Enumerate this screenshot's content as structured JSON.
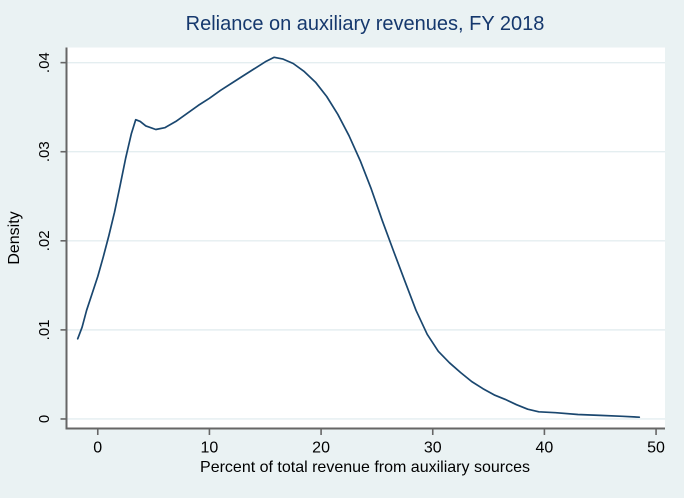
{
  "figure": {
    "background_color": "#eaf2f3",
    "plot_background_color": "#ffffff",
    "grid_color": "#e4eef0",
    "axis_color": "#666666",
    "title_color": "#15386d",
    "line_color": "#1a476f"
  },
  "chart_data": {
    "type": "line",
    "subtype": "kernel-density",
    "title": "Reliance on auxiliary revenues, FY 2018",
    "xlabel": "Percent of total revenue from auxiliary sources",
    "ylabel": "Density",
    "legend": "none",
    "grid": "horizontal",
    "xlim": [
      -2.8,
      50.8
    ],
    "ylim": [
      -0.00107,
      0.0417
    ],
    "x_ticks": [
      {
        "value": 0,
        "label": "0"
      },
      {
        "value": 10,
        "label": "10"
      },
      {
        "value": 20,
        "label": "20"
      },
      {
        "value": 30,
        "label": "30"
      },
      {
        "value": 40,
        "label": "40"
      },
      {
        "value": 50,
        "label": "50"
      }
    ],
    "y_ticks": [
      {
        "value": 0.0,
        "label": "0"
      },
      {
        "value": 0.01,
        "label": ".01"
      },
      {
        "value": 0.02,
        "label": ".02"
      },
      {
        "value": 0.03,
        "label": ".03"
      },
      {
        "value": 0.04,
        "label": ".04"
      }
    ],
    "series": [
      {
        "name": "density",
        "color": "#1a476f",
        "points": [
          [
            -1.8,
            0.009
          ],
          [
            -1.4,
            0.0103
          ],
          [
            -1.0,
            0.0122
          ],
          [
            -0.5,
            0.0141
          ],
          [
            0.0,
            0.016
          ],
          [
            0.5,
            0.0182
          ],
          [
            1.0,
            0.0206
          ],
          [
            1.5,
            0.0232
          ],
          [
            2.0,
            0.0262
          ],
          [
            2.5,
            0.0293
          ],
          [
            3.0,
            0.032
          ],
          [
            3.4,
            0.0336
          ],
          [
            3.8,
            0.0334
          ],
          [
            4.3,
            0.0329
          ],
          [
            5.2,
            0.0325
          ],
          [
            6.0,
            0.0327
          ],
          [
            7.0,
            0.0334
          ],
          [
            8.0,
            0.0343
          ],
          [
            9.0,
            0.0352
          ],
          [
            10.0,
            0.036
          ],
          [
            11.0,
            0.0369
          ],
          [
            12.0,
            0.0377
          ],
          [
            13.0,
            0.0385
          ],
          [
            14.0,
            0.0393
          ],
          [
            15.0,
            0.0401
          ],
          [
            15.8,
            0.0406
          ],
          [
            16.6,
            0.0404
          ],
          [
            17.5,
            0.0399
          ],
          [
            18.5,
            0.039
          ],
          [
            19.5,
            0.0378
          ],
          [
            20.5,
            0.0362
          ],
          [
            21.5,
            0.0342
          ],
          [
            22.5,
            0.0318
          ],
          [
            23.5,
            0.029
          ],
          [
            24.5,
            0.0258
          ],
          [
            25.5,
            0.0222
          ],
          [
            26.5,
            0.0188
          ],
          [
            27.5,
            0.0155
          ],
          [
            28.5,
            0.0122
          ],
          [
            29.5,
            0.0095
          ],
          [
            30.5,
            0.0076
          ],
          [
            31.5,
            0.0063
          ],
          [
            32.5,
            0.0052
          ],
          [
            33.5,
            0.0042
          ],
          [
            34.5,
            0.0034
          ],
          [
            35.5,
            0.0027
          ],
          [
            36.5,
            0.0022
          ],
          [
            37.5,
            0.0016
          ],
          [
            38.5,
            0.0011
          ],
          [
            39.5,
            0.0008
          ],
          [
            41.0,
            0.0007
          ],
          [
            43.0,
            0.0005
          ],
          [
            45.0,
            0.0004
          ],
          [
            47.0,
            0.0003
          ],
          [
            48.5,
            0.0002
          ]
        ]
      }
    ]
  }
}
################
## Problem description
Pull out all lines from the entries above in which the word "auxiliary" appears.

## Written response
    "title": "Reliance on auxiliary revenues, FY 2018",
    "xlabel": "Percent of total revenue from auxiliary sources",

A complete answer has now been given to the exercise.